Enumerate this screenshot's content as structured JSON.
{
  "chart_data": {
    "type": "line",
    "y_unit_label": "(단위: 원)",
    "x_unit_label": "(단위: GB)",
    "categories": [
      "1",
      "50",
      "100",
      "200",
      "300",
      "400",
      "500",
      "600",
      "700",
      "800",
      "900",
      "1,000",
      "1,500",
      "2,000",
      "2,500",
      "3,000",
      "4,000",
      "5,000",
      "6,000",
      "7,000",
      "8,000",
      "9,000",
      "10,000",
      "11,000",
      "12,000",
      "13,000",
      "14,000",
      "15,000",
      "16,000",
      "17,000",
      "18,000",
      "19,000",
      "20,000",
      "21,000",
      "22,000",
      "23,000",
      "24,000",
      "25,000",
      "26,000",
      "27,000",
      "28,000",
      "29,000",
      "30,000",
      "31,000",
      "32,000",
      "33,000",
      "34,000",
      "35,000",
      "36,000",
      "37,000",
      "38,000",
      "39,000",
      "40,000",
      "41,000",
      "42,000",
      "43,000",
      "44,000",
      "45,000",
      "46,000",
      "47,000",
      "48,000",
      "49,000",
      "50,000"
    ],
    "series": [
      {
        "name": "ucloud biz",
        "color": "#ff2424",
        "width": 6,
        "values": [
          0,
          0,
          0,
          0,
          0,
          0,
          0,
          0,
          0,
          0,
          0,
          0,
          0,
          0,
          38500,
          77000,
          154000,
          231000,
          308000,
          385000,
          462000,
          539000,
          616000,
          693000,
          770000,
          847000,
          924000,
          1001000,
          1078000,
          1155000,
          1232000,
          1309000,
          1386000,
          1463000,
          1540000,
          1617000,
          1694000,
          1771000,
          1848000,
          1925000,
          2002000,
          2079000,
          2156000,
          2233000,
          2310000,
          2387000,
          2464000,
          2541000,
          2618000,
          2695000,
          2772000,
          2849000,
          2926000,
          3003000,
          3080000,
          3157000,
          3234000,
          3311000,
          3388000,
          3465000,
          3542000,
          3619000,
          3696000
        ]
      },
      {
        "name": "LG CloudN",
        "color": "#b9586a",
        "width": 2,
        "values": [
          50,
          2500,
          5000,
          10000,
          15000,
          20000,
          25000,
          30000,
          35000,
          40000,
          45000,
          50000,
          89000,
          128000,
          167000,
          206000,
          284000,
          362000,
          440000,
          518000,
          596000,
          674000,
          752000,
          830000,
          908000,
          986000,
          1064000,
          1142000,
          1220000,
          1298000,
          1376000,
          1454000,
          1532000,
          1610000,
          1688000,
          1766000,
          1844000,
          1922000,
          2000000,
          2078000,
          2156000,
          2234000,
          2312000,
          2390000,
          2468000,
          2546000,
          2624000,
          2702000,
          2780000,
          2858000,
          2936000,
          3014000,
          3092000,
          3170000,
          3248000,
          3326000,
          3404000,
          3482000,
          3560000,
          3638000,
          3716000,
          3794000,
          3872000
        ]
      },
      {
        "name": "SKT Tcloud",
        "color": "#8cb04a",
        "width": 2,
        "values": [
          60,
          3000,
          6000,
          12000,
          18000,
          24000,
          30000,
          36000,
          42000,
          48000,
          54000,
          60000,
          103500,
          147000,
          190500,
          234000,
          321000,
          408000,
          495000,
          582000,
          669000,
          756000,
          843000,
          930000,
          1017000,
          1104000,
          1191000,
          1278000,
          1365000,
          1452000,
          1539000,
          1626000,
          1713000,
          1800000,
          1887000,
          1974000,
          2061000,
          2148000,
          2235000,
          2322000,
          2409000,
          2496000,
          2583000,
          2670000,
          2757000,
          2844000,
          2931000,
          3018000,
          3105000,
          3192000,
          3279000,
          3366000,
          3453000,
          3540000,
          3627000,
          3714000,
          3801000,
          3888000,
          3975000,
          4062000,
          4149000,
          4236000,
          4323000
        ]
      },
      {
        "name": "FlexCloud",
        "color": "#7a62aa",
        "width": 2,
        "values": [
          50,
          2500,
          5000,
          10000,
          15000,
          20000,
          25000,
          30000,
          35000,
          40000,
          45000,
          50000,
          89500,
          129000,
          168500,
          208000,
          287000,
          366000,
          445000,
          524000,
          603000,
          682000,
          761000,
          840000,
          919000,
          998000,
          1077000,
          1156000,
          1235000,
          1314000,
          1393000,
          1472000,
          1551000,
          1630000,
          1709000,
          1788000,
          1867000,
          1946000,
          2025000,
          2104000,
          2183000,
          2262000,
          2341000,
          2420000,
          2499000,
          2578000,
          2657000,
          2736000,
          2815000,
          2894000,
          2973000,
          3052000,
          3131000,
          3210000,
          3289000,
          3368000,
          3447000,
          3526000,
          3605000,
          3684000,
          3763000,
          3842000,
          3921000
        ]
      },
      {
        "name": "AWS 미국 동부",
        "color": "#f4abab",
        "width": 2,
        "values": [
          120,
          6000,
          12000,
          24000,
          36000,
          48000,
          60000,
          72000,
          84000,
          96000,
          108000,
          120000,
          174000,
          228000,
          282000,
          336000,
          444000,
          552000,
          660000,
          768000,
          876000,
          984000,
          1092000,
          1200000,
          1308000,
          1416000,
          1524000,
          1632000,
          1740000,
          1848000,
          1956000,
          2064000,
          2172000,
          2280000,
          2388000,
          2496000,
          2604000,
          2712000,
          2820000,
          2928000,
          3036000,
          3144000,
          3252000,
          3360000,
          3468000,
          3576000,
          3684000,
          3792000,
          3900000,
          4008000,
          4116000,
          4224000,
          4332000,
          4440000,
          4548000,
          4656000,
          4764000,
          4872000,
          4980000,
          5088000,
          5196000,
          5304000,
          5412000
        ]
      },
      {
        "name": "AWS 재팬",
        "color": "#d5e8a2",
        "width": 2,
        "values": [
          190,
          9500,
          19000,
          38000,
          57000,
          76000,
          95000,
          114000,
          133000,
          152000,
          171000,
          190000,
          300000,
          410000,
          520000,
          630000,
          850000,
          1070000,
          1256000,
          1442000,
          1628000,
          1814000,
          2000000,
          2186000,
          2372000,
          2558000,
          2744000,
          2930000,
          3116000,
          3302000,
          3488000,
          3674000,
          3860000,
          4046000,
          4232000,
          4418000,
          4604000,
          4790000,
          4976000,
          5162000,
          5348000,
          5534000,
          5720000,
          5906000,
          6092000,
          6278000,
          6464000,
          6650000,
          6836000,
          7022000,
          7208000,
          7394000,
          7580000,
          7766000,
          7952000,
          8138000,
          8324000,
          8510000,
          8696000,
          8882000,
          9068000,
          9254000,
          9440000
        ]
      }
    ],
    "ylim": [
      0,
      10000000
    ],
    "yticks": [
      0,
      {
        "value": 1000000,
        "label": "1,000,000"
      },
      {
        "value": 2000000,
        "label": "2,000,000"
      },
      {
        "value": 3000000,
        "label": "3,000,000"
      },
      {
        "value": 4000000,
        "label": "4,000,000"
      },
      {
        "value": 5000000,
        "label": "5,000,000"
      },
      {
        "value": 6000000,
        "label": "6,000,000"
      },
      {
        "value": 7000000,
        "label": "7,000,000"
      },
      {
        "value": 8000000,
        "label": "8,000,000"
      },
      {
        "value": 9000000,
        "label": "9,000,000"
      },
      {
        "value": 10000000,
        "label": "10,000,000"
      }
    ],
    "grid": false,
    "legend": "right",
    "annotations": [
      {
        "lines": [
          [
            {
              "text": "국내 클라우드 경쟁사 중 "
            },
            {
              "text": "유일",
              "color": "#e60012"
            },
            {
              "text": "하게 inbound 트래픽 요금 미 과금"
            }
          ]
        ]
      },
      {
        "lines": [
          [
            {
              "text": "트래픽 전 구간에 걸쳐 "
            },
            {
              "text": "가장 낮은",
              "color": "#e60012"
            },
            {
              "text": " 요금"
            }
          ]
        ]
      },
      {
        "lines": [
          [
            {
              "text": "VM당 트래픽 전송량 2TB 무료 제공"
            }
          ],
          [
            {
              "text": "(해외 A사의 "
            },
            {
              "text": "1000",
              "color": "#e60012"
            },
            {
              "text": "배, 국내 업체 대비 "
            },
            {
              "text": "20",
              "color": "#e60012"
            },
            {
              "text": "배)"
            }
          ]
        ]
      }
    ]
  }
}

_ _ _ _ _

## BRIEF
Scan the material for lines with the word "color", and copy each line you find.

## SOLUTION
        "color": "#ff2424",
        "color": "#b9586a",
        "color": "#8cb04a",
        "color": "#7a62aa",
        "color": "#f4abab",
        "color": "#d5e8a2",
              "color": "#e60012"
              "color": "#e60012"
              "color": "#e60012"
              "color": "#e60012"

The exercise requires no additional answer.